:: Prompt ::
Leave out the pictures and copy everything else in the entries exactly.

:: Input rows ::
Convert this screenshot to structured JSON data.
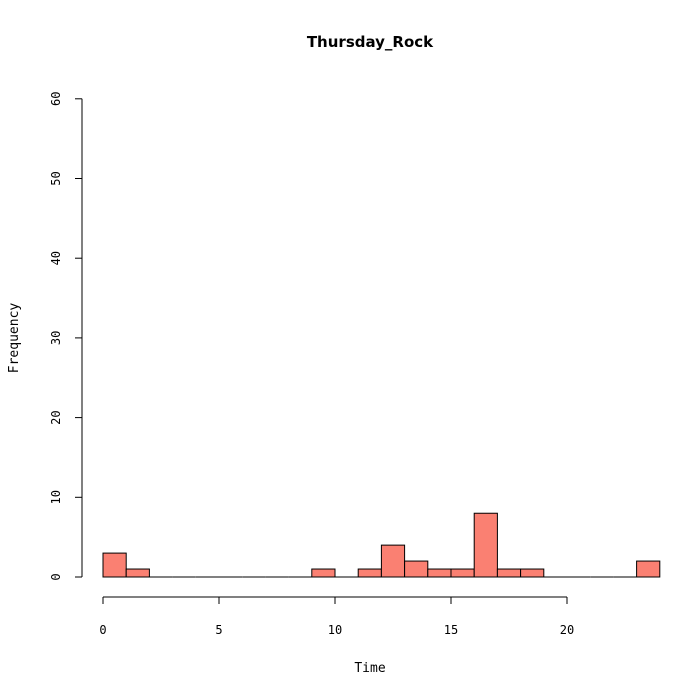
{
  "chart_data": {
    "type": "histogram",
    "title": "Thursday_Rock",
    "xlabel": "Time",
    "ylabel": "Frequency",
    "bin_width": 1,
    "bins": [
      {
        "start": 0,
        "end": 1,
        "count": 3
      },
      {
        "start": 1,
        "end": 2,
        "count": 1
      },
      {
        "start": 2,
        "end": 3,
        "count": 0
      },
      {
        "start": 3,
        "end": 4,
        "count": 0
      },
      {
        "start": 4,
        "end": 5,
        "count": 0
      },
      {
        "start": 5,
        "end": 6,
        "count": 0
      },
      {
        "start": 6,
        "end": 7,
        "count": 0
      },
      {
        "start": 7,
        "end": 8,
        "count": 0
      },
      {
        "start": 8,
        "end": 9,
        "count": 0
      },
      {
        "start": 9,
        "end": 10,
        "count": 1
      },
      {
        "start": 10,
        "end": 11,
        "count": 0
      },
      {
        "start": 11,
        "end": 12,
        "count": 1
      },
      {
        "start": 12,
        "end": 13,
        "count": 4
      },
      {
        "start": 13,
        "end": 14,
        "count": 2
      },
      {
        "start": 14,
        "end": 15,
        "count": 1
      },
      {
        "start": 15,
        "end": 16,
        "count": 1
      },
      {
        "start": 16,
        "end": 17,
        "count": 8
      },
      {
        "start": 17,
        "end": 18,
        "count": 1
      },
      {
        "start": 18,
        "end": 19,
        "count": 1
      },
      {
        "start": 19,
        "end": 20,
        "count": 0
      },
      {
        "start": 20,
        "end": 21,
        "count": 0
      },
      {
        "start": 21,
        "end": 22,
        "count": 0
      },
      {
        "start": 22,
        "end": 23,
        "count": 0
      },
      {
        "start": 23,
        "end": 24,
        "count": 2
      }
    ],
    "xlim": [
      0,
      24
    ],
    "ylim": [
      0,
      60
    ],
    "x_ticks": [
      0,
      5,
      10,
      15,
      20
    ],
    "x_tick_labels": [
      "0",
      "5",
      "10",
      "15",
      "20"
    ],
    "y_ticks": [
      0,
      10,
      20,
      30,
      40,
      50,
      60
    ],
    "y_tick_labels": [
      "0",
      "10",
      "20",
      "30",
      "40",
      "50",
      "60"
    ],
    "bar_color": "#FA8072",
    "grid": false,
    "legend": "none"
  }
}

:: Exercise result ::
Convert this screenshot to structured JSON data.
{
  "chart_data": {
    "type": "histogram",
    "title": "Thursday_Rock",
    "xlabel": "Time",
    "ylabel": "Frequency",
    "bin_width": 1,
    "bins": [
      {
        "start": 0,
        "end": 1,
        "count": 3
      },
      {
        "start": 1,
        "end": 2,
        "count": 1
      },
      {
        "start": 2,
        "end": 3,
        "count": 0
      },
      {
        "start": 3,
        "end": 4,
        "count": 0
      },
      {
        "start": 4,
        "end": 5,
        "count": 0
      },
      {
        "start": 5,
        "end": 6,
        "count": 0
      },
      {
        "start": 6,
        "end": 7,
        "count": 0
      },
      {
        "start": 7,
        "end": 8,
        "count": 0
      },
      {
        "start": 8,
        "end": 9,
        "count": 0
      },
      {
        "start": 9,
        "end": 10,
        "count": 1
      },
      {
        "start": 10,
        "end": 11,
        "count": 0
      },
      {
        "start": 11,
        "end": 12,
        "count": 1
      },
      {
        "start": 12,
        "end": 13,
        "count": 4
      },
      {
        "start": 13,
        "end": 14,
        "count": 2
      },
      {
        "start": 14,
        "end": 15,
        "count": 1
      },
      {
        "start": 15,
        "end": 16,
        "count": 1
      },
      {
        "start": 16,
        "end": 17,
        "count": 8
      },
      {
        "start": 17,
        "end": 18,
        "count": 1
      },
      {
        "start": 18,
        "end": 19,
        "count": 1
      },
      {
        "start": 19,
        "end": 20,
        "count": 0
      },
      {
        "start": 20,
        "end": 21,
        "count": 0
      },
      {
        "start": 21,
        "end": 22,
        "count": 0
      },
      {
        "start": 22,
        "end": 23,
        "count": 0
      },
      {
        "start": 23,
        "end": 24,
        "count": 2
      }
    ],
    "xlim": [
      0,
      24
    ],
    "ylim": [
      0,
      60
    ],
    "x_ticks": [
      0,
      5,
      10,
      15,
      20
    ],
    "x_tick_labels": [
      "0",
      "5",
      "10",
      "15",
      "20"
    ],
    "y_ticks": [
      0,
      10,
      20,
      30,
      40,
      50,
      60
    ],
    "y_tick_labels": [
      "0",
      "10",
      "20",
      "30",
      "40",
      "50",
      "60"
    ],
    "bar_color": "#FA8072",
    "grid": false,
    "legend": "none"
  }
}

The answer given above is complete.